Retome o trecho sobre o fascínio dos hieróglifos egípcios e siga escrevendo logo depois da última frase dele.

#### [TRECHO PARA LEITURA]
*****
No entanto, poderíamos afirmar que o poder imagético exercido pelas pirâmides e pelos colossais palácios egípcios, durante séculos, não instigaram tanto o Ocidente, pelo menos nos séculos XVI e XVII, como sua forma de escrita, os hieróglifos. Estes fascinaram sobremaneira

os humanistas, como já havia acontecido com os gregos que, ao se depararem com tais ideogramas, os consideravam herméticos, inseridos num campo da especulação cosmogônica e da filosofia natural ou mesmo com significados psíquico-alegóricos, não os vendo como uma simples forma de linguagem que também poderia ser utilizada para e pelos sacerdotes. (BRANDÃO, 2003, p. 49)
*****
#### [REGISTROS FORNECIDOS]
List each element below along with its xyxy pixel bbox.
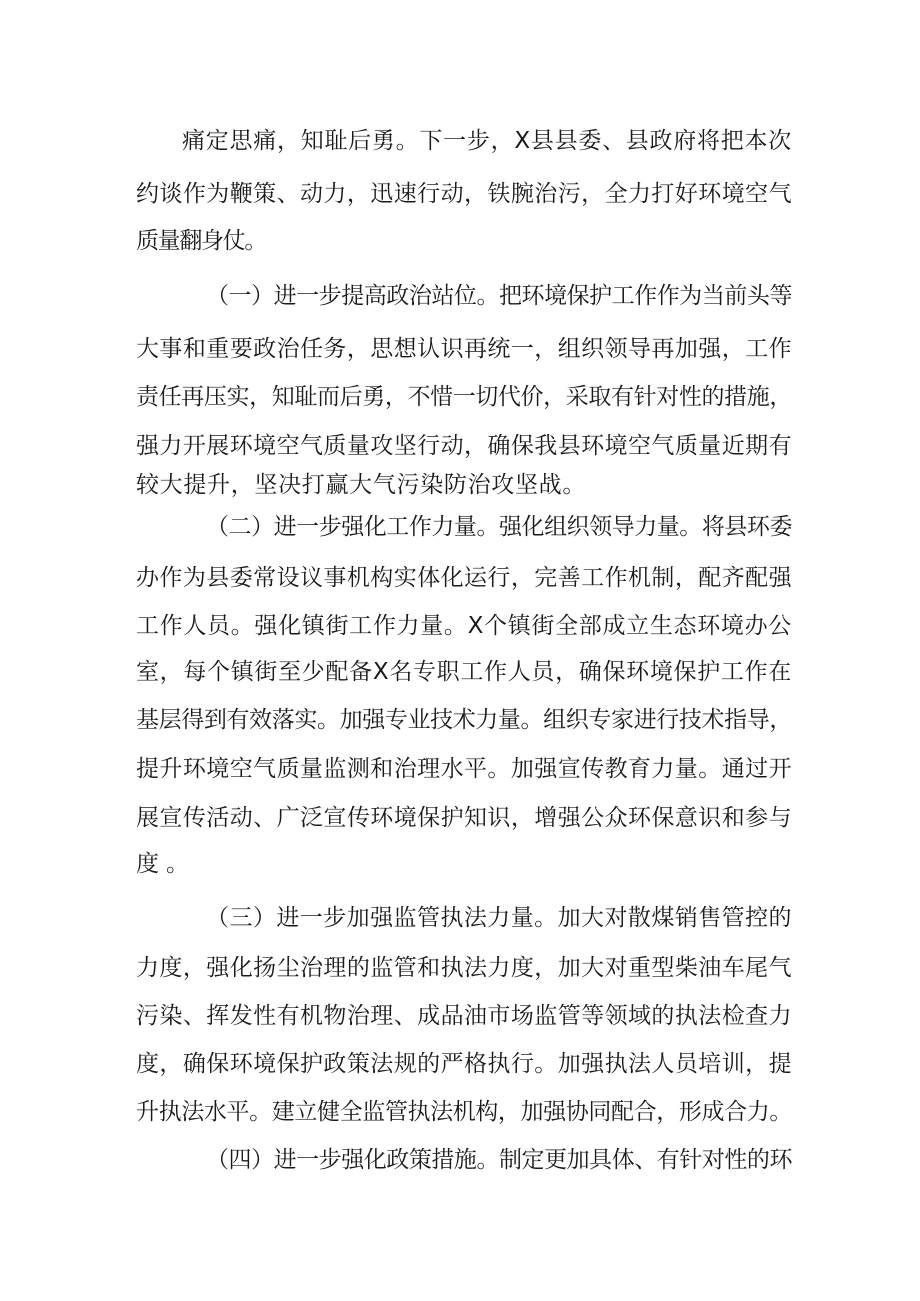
paragraph-heading-3: （三）进一步加强监管执法力量。加大对散煤销售管控的: [206, 905, 792, 931]
text-line: 升执法水平。建立健全监管执法机构，加强协同配合，形成合力。: [136, 1099, 793, 1125]
text-line: 大事和重要政治任务，思想认识再统一，组织领导再加强，工作: [136, 336, 792, 362]
text-line: 室，每个镇街至少配备X名专职工作人员，确保环境保护工作在: [136, 659, 792, 685]
text-line: 展宣传活动、广泛宣传环境保护知识，增强公众环保意识和参与: [136, 805, 792, 831]
text-line: 基层得到有效落实。加强专业技术力量。组织专家进行技术指导，: [136, 707, 793, 733]
paragraph-heading-4: （四）进一步强化政策措施。制定更加具体、有针对性的环: [206, 1147, 793, 1173]
text-line: 度，确保环境保护政策法规的严格执行。加强执法人员培训，提: [136, 1051, 792, 1077]
text-line: 力度，强化扬尘治理的监管和执法力度，加大对重型柴油车尾气: [136, 955, 792, 981]
text-line: 工作人员。强化镇街工作力量。X个镇街全部成立生态环境办公: [136, 613, 792, 639]
text-line: 较大提升，坚决打赢大气污染防治攻坚战。: [136, 472, 586, 498]
text-line: 污染、挥发性有机物治理、成品油市场监管等领域的执法检查力: [136, 1003, 792, 1029]
text-line: 度。: [136, 851, 196, 877]
paragraph-heading-2: （二）进一步强化工作力量。强化组织领导力量。将县环委: [206, 514, 793, 540]
text-line: 强力开展环境空气质量攻坚行动，确保我县环境空气质量近期有: [136, 433, 792, 459]
text-line: 质量翻身仗。: [136, 228, 267, 254]
text-line: 办作为县委常设议事机构实体化运行，完善工作机制，配齐配强: [136, 565, 792, 591]
text-line: 提升环境空气质量监测和治理水平。加强宣传教育力量。通过开: [136, 756, 792, 782]
text-line: 约谈作为鞭策、动力，迅速行动，铁腕治污，全力打好环境空气: [136, 181, 792, 207]
paragraph-heading-1: （一）进一步提高政治站位。把环境保护工作作为当前头等: [206, 283, 793, 309]
text-line: 痛定思痛，知耻后勇。下一步，X县县委、县政府将把本次: [182, 128, 792, 154]
text-line: 责任再压实，知耻而后勇，不惜一切代价，采取有针对性的措施，: [136, 384, 793, 410]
*****
#### [RESPOSTA]
O filósofo grego Plotino chegou a afirmar que os egípcios não precisavam utilizar de argumentos discursivos, pois haviam descoberto uma forma de sintetizar as ideias por meio das imagens. Seguindo uma linha semelhante, vários teóricos, filósofos e pesquisadores a partir do Cinquecento e do Barroco ignoraram o fato de os hieróglifos também possuírem valor fonético, preferindo acreditar (evidentemente, diante das informações de que dispunham) que os mesmos possuíssem somente valor simbólico, cuja significação imagética obscura não estaria aberta a todos, logo seria necessário ter acesso a uma chave sígnica para saber o que eles queriam transmitir. Dessa forma,

Para muitos teóricos do Humanismo, a tradição grega e a hebraico-cristã nos remete ao Egito, já que Platão, Pitágoras e Moisés aprenderam com ela; mesmo Jesus, segundo Pico della Mirandola, ocultara seu conhecimento em torno da verdade, como os egípcios e outros povos. Tal consideração estendeu-se a toda cultura e pensamento ocidentais, por isso a obra de Horapolo, Hieroglyphica, desfrutou de grande prestígio no período − tornando-se, portanto, obrigatória a todos que quisessem utilizar-se dos hieróglifos −, pois, cria-se, era o único testemunho herdado daquele momento que visava à análise e ao comentário de sua simbologia (...). (ibidem, p. 49)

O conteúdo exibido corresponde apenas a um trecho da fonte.